_Task goal_:
Find every line in the records below that contains the word "page", and copy each such line.

_Data for this exercise_:
= = = = =

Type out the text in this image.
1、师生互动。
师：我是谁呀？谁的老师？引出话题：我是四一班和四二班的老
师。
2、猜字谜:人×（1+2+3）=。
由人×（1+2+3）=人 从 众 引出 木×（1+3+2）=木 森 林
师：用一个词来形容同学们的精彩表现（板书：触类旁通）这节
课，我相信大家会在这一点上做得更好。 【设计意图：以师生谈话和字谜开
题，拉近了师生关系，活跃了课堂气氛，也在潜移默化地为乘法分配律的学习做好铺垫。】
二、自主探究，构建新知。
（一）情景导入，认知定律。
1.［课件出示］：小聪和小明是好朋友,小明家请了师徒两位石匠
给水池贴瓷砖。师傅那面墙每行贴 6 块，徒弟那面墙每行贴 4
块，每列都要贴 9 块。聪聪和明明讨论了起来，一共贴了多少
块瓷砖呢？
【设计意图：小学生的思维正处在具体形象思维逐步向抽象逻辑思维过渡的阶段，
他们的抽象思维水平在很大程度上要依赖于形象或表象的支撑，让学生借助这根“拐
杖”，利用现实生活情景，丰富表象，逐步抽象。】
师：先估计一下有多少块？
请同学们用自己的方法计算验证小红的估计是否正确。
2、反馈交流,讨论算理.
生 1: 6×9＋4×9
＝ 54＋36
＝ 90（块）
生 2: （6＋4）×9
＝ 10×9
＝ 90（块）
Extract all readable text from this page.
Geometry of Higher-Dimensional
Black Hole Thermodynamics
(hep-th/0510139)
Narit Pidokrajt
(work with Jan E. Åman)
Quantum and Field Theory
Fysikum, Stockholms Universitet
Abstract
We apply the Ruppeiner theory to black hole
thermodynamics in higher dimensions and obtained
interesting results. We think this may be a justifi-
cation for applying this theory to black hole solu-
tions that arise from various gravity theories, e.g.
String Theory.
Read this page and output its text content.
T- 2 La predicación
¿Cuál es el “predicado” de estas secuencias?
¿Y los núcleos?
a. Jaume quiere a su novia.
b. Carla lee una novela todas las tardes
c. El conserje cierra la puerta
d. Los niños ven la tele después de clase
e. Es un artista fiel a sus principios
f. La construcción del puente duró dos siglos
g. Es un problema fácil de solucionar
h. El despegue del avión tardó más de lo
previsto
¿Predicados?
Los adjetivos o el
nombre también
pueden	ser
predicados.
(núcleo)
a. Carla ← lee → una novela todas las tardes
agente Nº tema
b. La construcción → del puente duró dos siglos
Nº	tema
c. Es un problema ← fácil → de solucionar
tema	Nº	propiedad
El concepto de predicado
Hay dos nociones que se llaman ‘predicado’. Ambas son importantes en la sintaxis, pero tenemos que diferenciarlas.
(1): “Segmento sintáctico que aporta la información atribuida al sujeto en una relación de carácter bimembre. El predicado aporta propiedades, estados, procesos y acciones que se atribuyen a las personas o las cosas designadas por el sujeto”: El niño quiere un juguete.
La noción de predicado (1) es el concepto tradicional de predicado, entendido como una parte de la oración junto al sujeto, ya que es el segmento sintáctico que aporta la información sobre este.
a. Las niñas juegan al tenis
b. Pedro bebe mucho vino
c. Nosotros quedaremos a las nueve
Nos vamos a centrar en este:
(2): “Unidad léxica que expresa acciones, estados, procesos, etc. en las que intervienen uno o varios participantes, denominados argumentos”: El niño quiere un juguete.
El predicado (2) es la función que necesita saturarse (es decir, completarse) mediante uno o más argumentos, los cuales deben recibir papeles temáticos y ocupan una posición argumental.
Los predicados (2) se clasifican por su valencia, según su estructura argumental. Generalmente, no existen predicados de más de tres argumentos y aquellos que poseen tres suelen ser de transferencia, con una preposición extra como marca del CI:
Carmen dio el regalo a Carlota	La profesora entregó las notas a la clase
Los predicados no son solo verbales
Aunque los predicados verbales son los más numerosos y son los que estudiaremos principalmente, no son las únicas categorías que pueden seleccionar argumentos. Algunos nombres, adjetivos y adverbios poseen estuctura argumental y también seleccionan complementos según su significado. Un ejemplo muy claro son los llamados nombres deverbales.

= = = = =

_Task answer_:
Extract all readable text from this page.
Read this page and output its text content.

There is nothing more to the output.